> **INSTRUCTION**: In full and without alteration, give the listing again.

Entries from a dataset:

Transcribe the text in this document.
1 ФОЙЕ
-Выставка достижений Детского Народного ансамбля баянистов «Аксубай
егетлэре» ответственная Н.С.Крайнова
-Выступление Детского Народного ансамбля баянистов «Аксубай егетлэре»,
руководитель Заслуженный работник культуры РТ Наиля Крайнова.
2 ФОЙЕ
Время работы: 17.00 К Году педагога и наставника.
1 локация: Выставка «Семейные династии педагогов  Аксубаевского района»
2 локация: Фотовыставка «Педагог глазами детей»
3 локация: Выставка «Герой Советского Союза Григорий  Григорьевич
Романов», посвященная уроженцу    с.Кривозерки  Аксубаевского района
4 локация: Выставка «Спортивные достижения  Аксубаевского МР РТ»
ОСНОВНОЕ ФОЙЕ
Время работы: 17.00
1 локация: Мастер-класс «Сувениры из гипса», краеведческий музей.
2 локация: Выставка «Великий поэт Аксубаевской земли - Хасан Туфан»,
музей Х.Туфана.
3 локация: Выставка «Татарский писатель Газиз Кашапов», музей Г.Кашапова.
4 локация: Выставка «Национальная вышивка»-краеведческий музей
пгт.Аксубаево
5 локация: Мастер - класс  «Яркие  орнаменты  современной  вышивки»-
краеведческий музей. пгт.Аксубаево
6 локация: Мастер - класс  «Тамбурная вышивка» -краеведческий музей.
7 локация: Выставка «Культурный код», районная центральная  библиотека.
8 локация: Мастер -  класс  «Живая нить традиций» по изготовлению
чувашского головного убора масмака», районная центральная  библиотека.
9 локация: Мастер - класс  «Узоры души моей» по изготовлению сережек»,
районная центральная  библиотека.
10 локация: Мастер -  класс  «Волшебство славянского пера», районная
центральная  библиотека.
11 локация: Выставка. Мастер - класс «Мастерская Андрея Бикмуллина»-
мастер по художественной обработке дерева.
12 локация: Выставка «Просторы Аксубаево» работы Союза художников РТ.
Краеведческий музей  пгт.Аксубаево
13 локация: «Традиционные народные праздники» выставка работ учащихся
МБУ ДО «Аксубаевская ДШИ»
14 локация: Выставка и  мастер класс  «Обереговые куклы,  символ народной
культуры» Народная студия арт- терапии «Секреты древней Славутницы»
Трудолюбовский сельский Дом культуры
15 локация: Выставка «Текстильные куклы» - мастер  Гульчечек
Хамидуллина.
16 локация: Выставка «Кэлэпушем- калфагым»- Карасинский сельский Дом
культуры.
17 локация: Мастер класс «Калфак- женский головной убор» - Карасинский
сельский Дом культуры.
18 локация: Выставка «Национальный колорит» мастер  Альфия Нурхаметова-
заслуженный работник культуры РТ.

> **CORRECT OUTPUT**:
Transcribe the text in this document.
1 ФОЙЕ
-Выставка достижений Детского Народного ансамбля баянистов «Аксубай
егетлэре» ответственная Н.С.Крайнова
-Выступление Детского Народного ансамбля баянистов «Аксубай егетлэре»,
руководитель Заслуженный работник культуры РТ Наиля Крайнова.
2 ФОЙЕ
Время работы: 17.00 К Году педагога и наставника.
1 локация: Выставка «Семейные династии педагогов  Аксубаевского района»
2 локация: Фотовыставка «Педагог глазами детей»
3 локация: Выставка «Герой Советского Союза Григорий  Григорьевич
Романов», посвященная уроженцу    с.Кривозерки  Аксубаевского района
4 локация: Выставка «Спортивные достижения  Аксубаевского МР РТ»
ОСНОВНОЕ ФОЙЕ
Время работы: 17.00
1 локация: Мастер-класс «Сувениры из гипса», краеведческий музей.
2 локация: Выставка «Великий поэт Аксубаевской земли - Хасан Туфан»,
музей Х.Туфана.
3 локация: Выставка «Татарский писатель Газиз Кашапов», музей Г.Кашапова.
4 локация: Выставка «Национальная вышивка»-краеведческий музей
пгт.Аксубаево
5 локация: Мастер - класс  «Яркие  орнаменты  современной  вышивки»-
краеведческий музей. пгт.Аксубаево
6 локация: Мастер - класс  «Тамбурная вышивка» -краеведческий музей.
7 локация: Выставка «Культурный код», районная центральная  библиотека.
8 локация: Мастер -  класс  «Живая нить традиций» по изготовлению
чувашского головного убора масмака», районная центральная  библиотека.
9 локация: Мастер - класс  «Узоры души моей» по изготовлению сережек»,
районная центральная  библиотека.
10 локация: Мастер -  класс  «Волшебство славянского пера», районная
центральная  библиотека.
11 локация: Выставка. Мастер - класс «Мастерская Андрея Бикмуллина»-
мастер по художественной обработке дерева.
12 локация: Выставка «Просторы Аксубаево» работы Союза художников РТ.
Краеведческий музей  пгт.Аксубаево
13 локация: «Традиционные народные праздники» выставка работ учащихся
МБУ ДО «Аксубаевская ДШИ»
14 локация: Выставка и  мастер класс  «Обереговые куклы,  символ народной
культуры» Народная студия арт- терапии «Секреты древней Славутницы»
Трудолюбовский сельский Дом культуры
15 локация: Выставка «Текстильные куклы» - мастер  Гульчечек
Хамидуллина.
16 локация: Выставка «Кэлэпушем- калфагым»- Карасинский сельский Дом
культуры.
17 локация: Мастер класс «Калфак- женский головной убор» - Карасинский
сельский Дом культуры.
18 локация: Выставка «Национальный колорит» мастер  Альфия Нурхаметова-
заслуженный работник культуры РТ.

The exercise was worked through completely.